--- Start Input material ---
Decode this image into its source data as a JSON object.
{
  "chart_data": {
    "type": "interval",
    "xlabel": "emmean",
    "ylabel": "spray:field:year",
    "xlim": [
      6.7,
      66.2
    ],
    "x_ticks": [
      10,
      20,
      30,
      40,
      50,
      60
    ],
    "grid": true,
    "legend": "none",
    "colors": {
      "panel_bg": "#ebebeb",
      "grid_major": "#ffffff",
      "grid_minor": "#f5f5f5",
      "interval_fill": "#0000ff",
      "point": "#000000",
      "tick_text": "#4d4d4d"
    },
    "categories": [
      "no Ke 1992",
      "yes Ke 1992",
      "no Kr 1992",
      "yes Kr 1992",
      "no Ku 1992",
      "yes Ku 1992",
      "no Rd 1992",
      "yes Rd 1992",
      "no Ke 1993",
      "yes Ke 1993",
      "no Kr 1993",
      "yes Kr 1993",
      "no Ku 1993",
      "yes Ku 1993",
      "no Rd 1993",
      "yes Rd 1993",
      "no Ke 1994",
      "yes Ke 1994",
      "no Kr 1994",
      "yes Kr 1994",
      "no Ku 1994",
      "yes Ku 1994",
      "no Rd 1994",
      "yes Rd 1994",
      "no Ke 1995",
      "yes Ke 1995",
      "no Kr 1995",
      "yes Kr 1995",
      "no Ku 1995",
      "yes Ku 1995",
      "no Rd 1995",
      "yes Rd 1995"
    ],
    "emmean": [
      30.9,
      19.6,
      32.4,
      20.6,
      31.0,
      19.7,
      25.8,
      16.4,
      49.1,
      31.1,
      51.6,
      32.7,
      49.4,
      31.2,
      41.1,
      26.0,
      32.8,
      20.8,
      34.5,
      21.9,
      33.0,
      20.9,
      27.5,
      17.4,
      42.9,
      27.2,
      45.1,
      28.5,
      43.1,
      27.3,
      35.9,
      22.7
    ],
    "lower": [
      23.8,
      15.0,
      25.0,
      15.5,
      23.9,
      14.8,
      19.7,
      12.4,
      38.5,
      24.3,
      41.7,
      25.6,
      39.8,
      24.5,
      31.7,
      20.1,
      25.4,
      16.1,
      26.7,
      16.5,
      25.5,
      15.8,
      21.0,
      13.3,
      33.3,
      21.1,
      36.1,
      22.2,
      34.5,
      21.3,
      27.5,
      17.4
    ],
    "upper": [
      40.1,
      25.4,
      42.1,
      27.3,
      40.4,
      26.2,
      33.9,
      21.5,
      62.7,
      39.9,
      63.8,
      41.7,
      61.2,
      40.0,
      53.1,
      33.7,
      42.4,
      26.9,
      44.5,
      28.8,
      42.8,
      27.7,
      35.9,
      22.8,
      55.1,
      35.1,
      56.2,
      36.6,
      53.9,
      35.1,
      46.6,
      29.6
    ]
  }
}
--- End Input material ---
Task brief.
Exactly as shown above, return every record.

Task result.
Decode this image into its source data as a JSON object.
{
  "chart_data": {
    "type": "interval",
    "xlabel": "emmean",
    "ylabel": "spray:field:year",
    "xlim": [
      6.7,
      66.2
    ],
    "x_ticks": [
      10,
      20,
      30,
      40,
      50,
      60
    ],
    "grid": true,
    "legend": "none",
    "colors": {
      "panel_bg": "#ebebeb",
      "grid_major": "#ffffff",
      "grid_minor": "#f5f5f5",
      "interval_fill": "#0000ff",
      "point": "#000000",
      "tick_text": "#4d4d4d"
    },
    "categories": [
      "no Ke 1992",
      "yes Ke 1992",
      "no Kr 1992",
      "yes Kr 1992",
      "no Ku 1992",
      "yes Ku 1992",
      "no Rd 1992",
      "yes Rd 1992",
      "no Ke 1993",
      "yes Ke 1993",
      "no Kr 1993",
      "yes Kr 1993",
      "no Ku 1993",
      "yes Ku 1993",
      "no Rd 1993",
      "yes Rd 1993",
      "no Ke 1994",
      "yes Ke 1994",
      "no Kr 1994",
      "yes Kr 1994",
      "no Ku 1994",
      "yes Ku 1994",
      "no Rd 1994",
      "yes Rd 1994",
      "no Ke 1995",
      "yes Ke 1995",
      "no Kr 1995",
      "yes Kr 1995",
      "no Ku 1995",
      "yes Ku 1995",
      "no Rd 1995",
      "yes Rd 1995"
    ],
    "emmean": [
      30.9,
      19.6,
      32.4,
      20.6,
      31.0,
      19.7,
      25.8,
      16.4,
      49.1,
      31.1,
      51.6,
      32.7,
      49.4,
      31.2,
      41.1,
      26.0,
      32.8,
      20.8,
      34.5,
      21.9,
      33.0,
      20.9,
      27.5,
      17.4,
      42.9,
      27.2,
      45.1,
      28.5,
      43.1,
      27.3,
      35.9,
      22.7
    ],
    "lower": [
      23.8,
      15.0,
      25.0,
      15.5,
      23.9,
      14.8,
      19.7,
      12.4,
      38.5,
      24.3,
      41.7,
      25.6,
      39.8,
      24.5,
      31.7,
      20.1,
      25.4,
      16.1,
      26.7,
      16.5,
      25.5,
      15.8,
      21.0,
      13.3,
      33.3,
      21.1,
      36.1,
      22.2,
      34.5,
      21.3,
      27.5,
      17.4
    ],
    "upper": [
      40.1,
      25.4,
      42.1,
      27.3,
      40.4,
      26.2,
      33.9,
      21.5,
      62.7,
      39.9,
      63.8,
      41.7,
      61.2,
      40.0,
      53.1,
      33.7,
      42.4,
      26.9,
      44.5,
      28.8,
      42.8,
      27.7,
      35.9,
      22.8,
      55.1,
      35.1,
      56.2,
      36.6,
      53.9,
      35.1,
      46.6,
      29.6
    ]
  }
}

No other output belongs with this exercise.